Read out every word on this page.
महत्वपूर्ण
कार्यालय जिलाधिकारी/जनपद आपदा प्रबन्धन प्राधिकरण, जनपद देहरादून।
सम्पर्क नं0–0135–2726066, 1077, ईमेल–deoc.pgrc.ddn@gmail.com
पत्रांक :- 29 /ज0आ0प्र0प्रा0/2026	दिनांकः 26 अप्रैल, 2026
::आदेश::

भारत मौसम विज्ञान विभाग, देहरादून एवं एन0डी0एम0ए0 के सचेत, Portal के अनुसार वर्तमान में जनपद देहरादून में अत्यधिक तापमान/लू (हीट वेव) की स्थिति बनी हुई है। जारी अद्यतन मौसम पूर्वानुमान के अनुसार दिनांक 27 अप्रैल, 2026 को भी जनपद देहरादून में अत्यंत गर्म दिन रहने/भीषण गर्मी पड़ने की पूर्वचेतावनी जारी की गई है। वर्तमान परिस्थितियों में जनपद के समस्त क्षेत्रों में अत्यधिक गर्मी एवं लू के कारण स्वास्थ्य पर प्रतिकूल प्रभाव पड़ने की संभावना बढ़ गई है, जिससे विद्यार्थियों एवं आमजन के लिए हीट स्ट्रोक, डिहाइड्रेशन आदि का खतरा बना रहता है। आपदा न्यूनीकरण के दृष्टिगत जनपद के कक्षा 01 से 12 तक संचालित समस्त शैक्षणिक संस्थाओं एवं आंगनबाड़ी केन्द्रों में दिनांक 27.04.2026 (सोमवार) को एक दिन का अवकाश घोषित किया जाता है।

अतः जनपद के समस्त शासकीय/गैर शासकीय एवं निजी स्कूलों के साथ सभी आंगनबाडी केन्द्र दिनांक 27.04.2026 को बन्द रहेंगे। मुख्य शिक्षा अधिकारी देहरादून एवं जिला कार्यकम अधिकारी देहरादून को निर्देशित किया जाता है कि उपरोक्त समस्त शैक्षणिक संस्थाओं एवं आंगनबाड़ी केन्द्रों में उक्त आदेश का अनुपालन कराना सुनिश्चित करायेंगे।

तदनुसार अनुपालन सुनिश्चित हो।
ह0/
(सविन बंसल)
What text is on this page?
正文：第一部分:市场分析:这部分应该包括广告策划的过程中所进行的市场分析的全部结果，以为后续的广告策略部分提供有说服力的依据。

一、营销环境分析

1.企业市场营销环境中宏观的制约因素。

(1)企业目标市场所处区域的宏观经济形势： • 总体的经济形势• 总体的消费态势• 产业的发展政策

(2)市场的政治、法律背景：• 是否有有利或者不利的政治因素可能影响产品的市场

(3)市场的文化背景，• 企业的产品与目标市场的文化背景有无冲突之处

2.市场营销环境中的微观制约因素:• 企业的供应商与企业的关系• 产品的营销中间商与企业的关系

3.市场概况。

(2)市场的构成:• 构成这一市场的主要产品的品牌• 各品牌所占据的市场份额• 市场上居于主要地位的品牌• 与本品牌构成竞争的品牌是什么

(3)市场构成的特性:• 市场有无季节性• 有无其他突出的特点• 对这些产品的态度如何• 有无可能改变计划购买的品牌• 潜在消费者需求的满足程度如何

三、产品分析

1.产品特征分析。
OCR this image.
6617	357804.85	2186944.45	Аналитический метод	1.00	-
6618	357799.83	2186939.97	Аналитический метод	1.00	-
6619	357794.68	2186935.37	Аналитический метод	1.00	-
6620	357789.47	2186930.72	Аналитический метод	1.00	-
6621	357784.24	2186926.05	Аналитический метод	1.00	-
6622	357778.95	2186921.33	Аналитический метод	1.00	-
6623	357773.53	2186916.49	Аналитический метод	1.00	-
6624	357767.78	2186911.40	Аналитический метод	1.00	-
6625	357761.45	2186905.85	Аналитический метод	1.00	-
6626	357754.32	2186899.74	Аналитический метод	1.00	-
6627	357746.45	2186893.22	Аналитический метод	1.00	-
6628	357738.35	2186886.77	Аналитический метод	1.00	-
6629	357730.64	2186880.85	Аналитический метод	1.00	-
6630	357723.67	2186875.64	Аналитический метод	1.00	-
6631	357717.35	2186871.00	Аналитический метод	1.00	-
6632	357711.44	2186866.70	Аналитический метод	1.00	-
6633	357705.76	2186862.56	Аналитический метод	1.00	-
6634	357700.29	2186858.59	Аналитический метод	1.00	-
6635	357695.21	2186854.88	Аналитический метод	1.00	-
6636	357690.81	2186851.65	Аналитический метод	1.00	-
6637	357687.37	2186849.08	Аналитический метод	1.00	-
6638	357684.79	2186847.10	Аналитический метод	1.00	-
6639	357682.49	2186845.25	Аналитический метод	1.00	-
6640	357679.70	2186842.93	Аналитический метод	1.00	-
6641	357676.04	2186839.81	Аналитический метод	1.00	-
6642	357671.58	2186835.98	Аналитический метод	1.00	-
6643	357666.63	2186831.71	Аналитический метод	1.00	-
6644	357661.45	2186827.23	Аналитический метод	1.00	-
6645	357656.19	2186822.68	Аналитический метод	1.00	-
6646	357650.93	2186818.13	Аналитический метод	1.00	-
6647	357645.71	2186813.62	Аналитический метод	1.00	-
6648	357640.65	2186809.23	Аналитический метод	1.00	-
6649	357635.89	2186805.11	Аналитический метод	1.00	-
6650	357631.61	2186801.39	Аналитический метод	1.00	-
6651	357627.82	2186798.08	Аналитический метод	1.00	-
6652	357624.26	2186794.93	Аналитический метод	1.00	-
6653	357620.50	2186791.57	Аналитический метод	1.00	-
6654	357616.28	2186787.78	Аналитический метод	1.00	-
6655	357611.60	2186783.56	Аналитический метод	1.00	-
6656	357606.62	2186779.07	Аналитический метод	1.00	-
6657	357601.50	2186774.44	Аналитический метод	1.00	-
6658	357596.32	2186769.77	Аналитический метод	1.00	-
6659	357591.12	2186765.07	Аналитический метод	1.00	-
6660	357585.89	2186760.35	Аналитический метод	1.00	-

──────

### What you will do
Make an exact copy of the material above.

### Solution to this problem
Read out every word on this page.
महत्वपूर्ण
कार्यालय जिलाधिकारी/जनपद आपदा प्रबन्धन प्राधिकरण, जनपद देहरादून।
सम्पर्क नं0–0135–2726066, 1077, ईमेल–deoc.pgrc.ddn@gmail.com
पत्रांक :- 29 /ज0आ0प्र0प्रा0/2026	दिनांकः 26 अप्रैल, 2026
::आदेश::

भारत मौसम विज्ञान विभाग, देहरादून एवं एन0डी0एम0ए0 के सचेत, Portal के अनुसार वर्तमान में जनपद देहरादून में अत्यधिक तापमान/लू (हीट वेव) की स्थिति बनी हुई है। जारी अद्यतन मौसम पूर्वानुमान के अनुसार दिनांक 27 अप्रैल, 2026 को भी जनपद देहरादून में अत्यंत गर्म दिन रहने/भीषण गर्मी पड़ने की पूर्वचेतावनी जारी की गई है। वर्तमान परिस्थितियों में जनपद के समस्त क्षेत्रों में अत्यधिक गर्मी एवं लू के कारण स्वास्थ्य पर प्रतिकूल प्रभाव पड़ने की संभावना बढ़ गई है, जिससे विद्यार्थियों एवं आमजन के लिए हीट स्ट्रोक, डिहाइड्रेशन आदि का खतरा बना रहता है। आपदा न्यूनीकरण के दृष्टिगत जनपद के कक्षा 01 से 12 तक संचालित समस्त शैक्षणिक संस्थाओं एवं आंगनबाड़ी केन्द्रों में दिनांक 27.04.2026 (सोमवार) को एक दिन का अवकाश घोषित किया जाता है।

अतः जनपद के समस्त शासकीय/गैर शासकीय एवं निजी स्कूलों के साथ सभी आंगनबाडी केन्द्र दिनांक 27.04.2026 को बन्द रहेंगे। मुख्य शिक्षा अधिकारी देहरादून एवं जिला कार्यकम अधिकारी देहरादून को निर्देशित किया जाता है कि उपरोक्त समस्त शैक्षणिक संस्थाओं एवं आंगनबाड़ी केन्द्रों में उक्त आदेश का अनुपालन कराना सुनिश्चित करायेंगे।

तदनुसार अनुपालन सुनिश्चित हो।
ह0/
(सविन बंसल)
What text is on this page?
正文：第一部分:市场分析:这部分应该包括广告策划的过程中所进行的市场分析的全部结果，以为后续的广告策略部分提供有说服力的依据。

一、营销环境分析

1.企业市场营销环境中宏观的制约因素。

(1)企业目标市场所处区域的宏观经济形势： • 总体的经济形势• 总体的消费态势• 产业的发展政策

(2)市场的政治、法律背景：• 是否有有利或者不利的政治因素可能影响产品的市场

(3)市场的文化背景，• 企业的产品与目标市场的文化背景有无冲突之处

2.市场营销环境中的微观制约因素:• 企业的供应商与企业的关系• 产品的营销中间商与企业的关系

3.市场概况。

(2)市场的构成:• 构成这一市场的主要产品的品牌• 各品牌所占据的市场份额• 市场上居于主要地位的品牌• 与本品牌构成竞争的品牌是什么

(3)市场构成的特性:• 市场有无季节性• 有无其他突出的特点• 对这些产品的态度如何• 有无可能改变计划购买的品牌• 潜在消费者需求的满足程度如何

三、产品分析

1.产品特征分析。
OCR this image.
6617	357804.85	2186944.45	Аналитический метод	1.00	-
6618	357799.83	2186939.97	Аналитический метод	1.00	-
6619	357794.68	2186935.37	Аналитический метод	1.00	-
6620	357789.47	2186930.72	Аналитический метод	1.00	-
6621	357784.24	2186926.05	Аналитический метод	1.00	-
6622	357778.95	2186921.33	Аналитический метод	1.00	-
6623	357773.53	2186916.49	Аналитический метод	1.00	-
6624	357767.78	2186911.40	Аналитический метод	1.00	-
6625	357761.45	2186905.85	Аналитический метод	1.00	-
6626	357754.32	2186899.74	Аналитический метод	1.00	-
6627	357746.45	2186893.22	Аналитический метод	1.00	-
6628	357738.35	2186886.77	Аналитический метод	1.00	-
6629	357730.64	2186880.85	Аналитический метод	1.00	-
6630	357723.67	2186875.64	Аналитический метод	1.00	-
6631	357717.35	2186871.00	Аналитический метод	1.00	-
6632	357711.44	2186866.70	Аналитический метод	1.00	-
6633	357705.76	2186862.56	Аналитический метод	1.00	-
6634	357700.29	2186858.59	Аналитический метод	1.00	-
6635	357695.21	2186854.88	Аналитический метод	1.00	-
6636	357690.81	2186851.65	Аналитический метод	1.00	-
6637	357687.37	2186849.08	Аналитический метод	1.00	-
6638	357684.79	2186847.10	Аналитический метод	1.00	-
6639	357682.49	2186845.25	Аналитический метод	1.00	-
6640	357679.70	2186842.93	Аналитический метод	1.00	-
6641	357676.04	2186839.81	Аналитический метод	1.00	-
6642	357671.58	2186835.98	Аналитический метод	1.00	-
6643	357666.63	2186831.71	Аналитический метод	1.00	-
6644	357661.45	2186827.23	Аналитический метод	1.00	-
6645	357656.19	2186822.68	Аналитический метод	1.00	-
6646	357650.93	2186818.13	Аналитический метод	1.00	-
6647	357645.71	2186813.62	Аналитический метод	1.00	-
6648	357640.65	2186809.23	Аналитический метод	1.00	-
6649	357635.89	2186805.11	Аналитический метод	1.00	-
6650	357631.61	2186801.39	Аналитический метод	1.00	-
6651	357627.82	2186798.08	Аналитический метод	1.00	-
6652	357624.26	2186794.93	Аналитический метод	1.00	-
6653	357620.50	2186791.57	Аналитический метод	1.00	-
6654	357616.28	2186787.78	Аналитический метод	1.00	-
6655	357611.60	2186783.56	Аналитический метод	1.00	-
6656	357606.62	2186779.07	Аналитический метод	1.00	-
6657	357601.50	2186774.44	Аналитический метод	1.00	-
6658	357596.32	2186769.77	Аналитический метод	1.00	-
6659	357591.12	2186765.07	Аналитический метод	1.00	-
6660	357585.89	2186760.35	Аналитический метод	1.00	-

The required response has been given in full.